*WORK TO BE COMPLETED*. Copy each line holding the string "государственных".

*Collected data entries*.
□ □ □
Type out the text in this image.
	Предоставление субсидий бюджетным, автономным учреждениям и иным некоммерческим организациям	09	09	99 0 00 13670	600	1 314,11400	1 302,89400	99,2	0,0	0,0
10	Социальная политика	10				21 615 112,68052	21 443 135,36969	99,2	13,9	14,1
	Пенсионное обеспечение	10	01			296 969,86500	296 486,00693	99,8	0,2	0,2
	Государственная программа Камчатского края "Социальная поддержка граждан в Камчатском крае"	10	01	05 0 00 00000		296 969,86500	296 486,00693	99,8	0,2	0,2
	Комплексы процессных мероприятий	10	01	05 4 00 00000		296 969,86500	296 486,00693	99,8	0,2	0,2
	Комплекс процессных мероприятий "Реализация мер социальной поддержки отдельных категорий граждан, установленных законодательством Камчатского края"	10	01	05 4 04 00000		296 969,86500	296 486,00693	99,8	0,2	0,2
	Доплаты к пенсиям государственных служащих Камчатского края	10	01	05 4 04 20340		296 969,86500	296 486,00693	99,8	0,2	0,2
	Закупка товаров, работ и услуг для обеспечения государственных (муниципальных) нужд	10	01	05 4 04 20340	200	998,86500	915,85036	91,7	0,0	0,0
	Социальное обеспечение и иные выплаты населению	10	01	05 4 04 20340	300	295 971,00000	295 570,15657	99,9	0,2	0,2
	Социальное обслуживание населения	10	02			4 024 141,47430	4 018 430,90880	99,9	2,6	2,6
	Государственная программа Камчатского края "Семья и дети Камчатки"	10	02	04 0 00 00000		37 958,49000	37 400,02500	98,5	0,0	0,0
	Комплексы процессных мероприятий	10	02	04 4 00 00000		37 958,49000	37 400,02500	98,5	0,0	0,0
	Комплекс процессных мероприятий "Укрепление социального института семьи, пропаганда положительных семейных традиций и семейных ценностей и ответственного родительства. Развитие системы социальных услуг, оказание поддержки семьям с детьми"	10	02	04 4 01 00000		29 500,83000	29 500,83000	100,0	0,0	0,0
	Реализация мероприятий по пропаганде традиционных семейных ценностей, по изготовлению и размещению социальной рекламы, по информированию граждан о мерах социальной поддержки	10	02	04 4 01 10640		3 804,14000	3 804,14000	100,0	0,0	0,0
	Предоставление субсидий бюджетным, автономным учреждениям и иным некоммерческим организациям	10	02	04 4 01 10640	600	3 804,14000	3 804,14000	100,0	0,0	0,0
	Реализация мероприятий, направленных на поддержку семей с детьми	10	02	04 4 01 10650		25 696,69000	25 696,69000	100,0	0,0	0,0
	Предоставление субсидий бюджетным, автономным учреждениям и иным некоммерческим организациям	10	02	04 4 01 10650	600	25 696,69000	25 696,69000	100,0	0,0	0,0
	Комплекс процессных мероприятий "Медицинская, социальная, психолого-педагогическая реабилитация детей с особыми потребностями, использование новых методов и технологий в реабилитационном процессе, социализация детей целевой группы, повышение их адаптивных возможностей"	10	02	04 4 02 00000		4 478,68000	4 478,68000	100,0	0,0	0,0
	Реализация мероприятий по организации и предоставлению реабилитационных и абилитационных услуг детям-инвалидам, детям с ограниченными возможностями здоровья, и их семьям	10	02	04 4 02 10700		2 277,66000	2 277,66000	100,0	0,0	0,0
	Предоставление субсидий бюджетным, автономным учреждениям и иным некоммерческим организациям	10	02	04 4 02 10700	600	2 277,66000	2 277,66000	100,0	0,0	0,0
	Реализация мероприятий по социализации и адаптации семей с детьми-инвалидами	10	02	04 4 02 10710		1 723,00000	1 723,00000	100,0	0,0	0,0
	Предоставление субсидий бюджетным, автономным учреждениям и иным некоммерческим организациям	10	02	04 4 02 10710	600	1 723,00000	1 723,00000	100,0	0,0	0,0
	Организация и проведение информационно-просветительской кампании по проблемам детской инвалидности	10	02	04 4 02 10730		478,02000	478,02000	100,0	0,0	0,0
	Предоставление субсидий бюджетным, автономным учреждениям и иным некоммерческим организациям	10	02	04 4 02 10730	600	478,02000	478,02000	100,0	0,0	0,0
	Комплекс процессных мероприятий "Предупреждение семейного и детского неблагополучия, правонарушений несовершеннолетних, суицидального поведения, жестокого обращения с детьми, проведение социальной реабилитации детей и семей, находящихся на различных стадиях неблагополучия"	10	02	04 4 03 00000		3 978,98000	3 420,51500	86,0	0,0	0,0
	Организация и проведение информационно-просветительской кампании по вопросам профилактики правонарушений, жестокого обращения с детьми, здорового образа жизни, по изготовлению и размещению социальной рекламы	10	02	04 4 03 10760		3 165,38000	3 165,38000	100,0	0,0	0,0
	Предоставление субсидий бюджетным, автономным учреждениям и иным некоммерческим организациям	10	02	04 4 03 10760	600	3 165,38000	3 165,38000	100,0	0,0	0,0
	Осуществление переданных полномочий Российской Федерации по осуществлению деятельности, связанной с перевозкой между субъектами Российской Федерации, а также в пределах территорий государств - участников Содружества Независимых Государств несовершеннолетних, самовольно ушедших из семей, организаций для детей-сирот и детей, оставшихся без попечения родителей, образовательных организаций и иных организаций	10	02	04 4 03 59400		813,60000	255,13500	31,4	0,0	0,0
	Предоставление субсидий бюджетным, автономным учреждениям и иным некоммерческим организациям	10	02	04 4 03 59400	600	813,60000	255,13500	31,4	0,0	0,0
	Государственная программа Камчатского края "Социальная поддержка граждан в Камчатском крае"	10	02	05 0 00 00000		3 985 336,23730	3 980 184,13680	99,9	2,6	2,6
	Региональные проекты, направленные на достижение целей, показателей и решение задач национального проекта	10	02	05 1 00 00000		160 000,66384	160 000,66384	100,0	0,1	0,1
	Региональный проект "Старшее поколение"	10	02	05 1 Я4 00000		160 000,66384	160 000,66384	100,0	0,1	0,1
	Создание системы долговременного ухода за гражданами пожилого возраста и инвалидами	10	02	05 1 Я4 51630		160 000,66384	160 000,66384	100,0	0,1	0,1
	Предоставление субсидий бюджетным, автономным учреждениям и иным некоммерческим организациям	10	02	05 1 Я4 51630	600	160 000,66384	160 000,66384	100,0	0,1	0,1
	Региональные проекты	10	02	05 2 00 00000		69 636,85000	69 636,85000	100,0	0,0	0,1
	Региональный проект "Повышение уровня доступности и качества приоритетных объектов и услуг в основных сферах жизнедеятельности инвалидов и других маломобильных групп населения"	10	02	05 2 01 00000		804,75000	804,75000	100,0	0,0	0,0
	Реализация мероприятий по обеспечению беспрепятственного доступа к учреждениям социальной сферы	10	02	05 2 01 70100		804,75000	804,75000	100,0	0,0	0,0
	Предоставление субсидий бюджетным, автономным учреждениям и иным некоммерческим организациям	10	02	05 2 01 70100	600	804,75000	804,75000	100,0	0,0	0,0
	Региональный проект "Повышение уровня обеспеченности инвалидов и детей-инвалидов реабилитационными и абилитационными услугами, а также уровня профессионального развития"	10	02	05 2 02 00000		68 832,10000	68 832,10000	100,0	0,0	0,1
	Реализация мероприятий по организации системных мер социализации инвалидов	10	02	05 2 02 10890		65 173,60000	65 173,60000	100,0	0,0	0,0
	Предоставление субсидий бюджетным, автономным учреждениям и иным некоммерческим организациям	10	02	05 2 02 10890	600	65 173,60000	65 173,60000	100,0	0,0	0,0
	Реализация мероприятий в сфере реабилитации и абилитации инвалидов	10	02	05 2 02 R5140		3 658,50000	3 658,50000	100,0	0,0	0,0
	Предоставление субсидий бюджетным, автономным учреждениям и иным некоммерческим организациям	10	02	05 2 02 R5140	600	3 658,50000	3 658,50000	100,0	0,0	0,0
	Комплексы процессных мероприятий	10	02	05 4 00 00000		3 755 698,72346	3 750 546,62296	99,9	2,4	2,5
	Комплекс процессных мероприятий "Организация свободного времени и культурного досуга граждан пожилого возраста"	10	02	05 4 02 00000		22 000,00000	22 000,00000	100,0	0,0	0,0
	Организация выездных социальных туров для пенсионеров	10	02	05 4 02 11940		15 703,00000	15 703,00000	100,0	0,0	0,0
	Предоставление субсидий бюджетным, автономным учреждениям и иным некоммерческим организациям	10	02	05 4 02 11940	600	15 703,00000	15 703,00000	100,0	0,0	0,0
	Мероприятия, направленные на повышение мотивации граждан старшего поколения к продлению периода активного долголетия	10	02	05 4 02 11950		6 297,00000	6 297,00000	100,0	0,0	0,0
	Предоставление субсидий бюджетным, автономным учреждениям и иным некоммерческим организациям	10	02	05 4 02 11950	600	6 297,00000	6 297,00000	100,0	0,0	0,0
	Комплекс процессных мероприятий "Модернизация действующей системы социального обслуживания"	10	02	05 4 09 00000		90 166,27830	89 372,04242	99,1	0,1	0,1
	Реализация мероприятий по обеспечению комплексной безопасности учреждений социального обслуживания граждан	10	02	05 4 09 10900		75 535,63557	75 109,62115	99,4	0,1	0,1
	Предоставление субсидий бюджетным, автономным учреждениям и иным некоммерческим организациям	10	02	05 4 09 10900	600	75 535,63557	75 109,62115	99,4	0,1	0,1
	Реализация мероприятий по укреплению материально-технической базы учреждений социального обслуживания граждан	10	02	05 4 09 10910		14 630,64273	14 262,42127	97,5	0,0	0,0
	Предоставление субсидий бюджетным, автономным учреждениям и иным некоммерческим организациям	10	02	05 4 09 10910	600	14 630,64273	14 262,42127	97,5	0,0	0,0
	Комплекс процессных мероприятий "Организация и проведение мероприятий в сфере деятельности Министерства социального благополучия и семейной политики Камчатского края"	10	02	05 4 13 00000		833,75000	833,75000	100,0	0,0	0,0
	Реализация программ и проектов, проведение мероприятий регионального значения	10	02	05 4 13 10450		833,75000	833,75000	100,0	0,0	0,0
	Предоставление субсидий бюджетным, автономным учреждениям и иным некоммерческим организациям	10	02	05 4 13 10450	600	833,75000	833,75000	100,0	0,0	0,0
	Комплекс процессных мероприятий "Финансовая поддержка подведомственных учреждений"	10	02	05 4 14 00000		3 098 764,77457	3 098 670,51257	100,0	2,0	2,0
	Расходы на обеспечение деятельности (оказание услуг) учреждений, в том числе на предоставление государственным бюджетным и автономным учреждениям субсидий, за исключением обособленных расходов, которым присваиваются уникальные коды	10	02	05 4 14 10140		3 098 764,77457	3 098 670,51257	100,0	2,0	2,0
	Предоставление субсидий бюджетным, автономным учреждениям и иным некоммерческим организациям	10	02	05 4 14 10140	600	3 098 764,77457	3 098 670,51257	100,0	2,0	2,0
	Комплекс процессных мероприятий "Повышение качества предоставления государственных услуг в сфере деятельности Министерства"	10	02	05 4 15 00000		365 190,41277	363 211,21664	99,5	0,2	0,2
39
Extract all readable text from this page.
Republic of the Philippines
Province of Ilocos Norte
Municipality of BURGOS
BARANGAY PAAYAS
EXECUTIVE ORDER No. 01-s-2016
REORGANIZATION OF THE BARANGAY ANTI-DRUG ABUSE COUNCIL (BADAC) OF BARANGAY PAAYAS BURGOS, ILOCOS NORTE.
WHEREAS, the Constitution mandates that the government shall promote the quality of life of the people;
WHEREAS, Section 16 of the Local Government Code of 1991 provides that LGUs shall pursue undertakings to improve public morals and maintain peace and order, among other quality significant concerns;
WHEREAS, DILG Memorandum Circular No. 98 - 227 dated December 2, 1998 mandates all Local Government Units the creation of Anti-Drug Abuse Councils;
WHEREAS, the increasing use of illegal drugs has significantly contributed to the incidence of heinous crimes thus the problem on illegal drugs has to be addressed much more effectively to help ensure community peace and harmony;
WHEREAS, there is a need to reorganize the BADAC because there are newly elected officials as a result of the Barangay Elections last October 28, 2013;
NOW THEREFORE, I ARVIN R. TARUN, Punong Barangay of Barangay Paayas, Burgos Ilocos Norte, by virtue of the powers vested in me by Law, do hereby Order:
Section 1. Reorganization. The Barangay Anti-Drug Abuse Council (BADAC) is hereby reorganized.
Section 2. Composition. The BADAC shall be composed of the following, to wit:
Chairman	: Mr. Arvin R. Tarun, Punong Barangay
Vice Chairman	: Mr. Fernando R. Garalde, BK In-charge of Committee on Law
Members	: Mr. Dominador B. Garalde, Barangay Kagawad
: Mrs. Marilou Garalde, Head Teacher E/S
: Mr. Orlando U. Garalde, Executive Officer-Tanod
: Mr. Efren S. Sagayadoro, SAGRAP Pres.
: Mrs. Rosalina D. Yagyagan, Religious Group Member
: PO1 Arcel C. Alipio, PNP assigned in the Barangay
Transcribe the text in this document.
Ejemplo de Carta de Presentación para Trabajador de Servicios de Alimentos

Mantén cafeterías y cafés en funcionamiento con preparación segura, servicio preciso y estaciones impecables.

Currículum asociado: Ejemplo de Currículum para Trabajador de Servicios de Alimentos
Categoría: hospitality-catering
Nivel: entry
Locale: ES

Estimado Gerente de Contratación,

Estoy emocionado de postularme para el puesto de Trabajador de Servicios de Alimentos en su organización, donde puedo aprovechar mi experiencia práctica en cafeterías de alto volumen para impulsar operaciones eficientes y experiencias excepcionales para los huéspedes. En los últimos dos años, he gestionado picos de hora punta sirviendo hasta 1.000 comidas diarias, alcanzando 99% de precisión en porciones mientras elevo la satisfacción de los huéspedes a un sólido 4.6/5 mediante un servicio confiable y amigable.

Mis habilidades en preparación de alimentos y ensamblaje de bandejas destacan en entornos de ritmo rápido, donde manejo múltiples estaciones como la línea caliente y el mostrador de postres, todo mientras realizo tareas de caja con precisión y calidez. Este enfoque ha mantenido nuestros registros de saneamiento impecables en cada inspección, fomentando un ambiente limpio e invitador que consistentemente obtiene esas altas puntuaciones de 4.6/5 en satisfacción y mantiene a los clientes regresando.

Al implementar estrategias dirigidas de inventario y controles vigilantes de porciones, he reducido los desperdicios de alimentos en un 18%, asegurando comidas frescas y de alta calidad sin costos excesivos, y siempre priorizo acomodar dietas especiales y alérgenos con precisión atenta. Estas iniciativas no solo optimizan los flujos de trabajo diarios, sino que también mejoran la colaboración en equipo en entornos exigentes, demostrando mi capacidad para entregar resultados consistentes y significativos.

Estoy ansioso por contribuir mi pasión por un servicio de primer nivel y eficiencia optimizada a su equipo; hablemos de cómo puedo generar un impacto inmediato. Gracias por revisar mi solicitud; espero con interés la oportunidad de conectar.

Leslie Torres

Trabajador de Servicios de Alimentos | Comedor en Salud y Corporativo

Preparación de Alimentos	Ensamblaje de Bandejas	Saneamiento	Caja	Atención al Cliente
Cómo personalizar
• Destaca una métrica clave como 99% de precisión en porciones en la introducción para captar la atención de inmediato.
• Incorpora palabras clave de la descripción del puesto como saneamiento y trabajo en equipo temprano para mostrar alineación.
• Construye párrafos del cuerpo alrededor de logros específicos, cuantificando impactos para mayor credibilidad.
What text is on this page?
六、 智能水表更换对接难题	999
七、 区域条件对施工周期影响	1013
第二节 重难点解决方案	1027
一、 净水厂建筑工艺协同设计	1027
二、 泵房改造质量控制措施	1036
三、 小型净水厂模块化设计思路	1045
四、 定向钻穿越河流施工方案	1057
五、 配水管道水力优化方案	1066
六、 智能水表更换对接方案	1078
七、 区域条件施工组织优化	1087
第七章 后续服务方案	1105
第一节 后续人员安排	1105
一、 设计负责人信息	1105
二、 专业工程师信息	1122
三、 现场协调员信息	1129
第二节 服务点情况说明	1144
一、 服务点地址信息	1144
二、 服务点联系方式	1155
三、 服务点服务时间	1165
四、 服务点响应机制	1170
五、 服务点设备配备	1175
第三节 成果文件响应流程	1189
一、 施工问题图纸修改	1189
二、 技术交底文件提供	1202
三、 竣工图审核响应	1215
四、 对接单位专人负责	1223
□ □ □
*CORRECT RESPONSE*.
	Доплаты к пенсиям государственных служащих Камчатского края	10	01	05 4 04 20340		296 969,86500	296 486,00693	99,8	0,2	0,2
	Закупка товаров, работ и услуг для обеспечения государственных (муниципальных) нужд	10	01	05 4 04 20340	200	998,86500	915,85036	91,7	0,0	0,0
	Комплекс процессных мероприятий "Повышение качества предоставления государственных услуг в сфере деятельности Министерства"	10	02	05 4 15 00000		365 190,41277	363 211,21664	99,5	0,2	0,2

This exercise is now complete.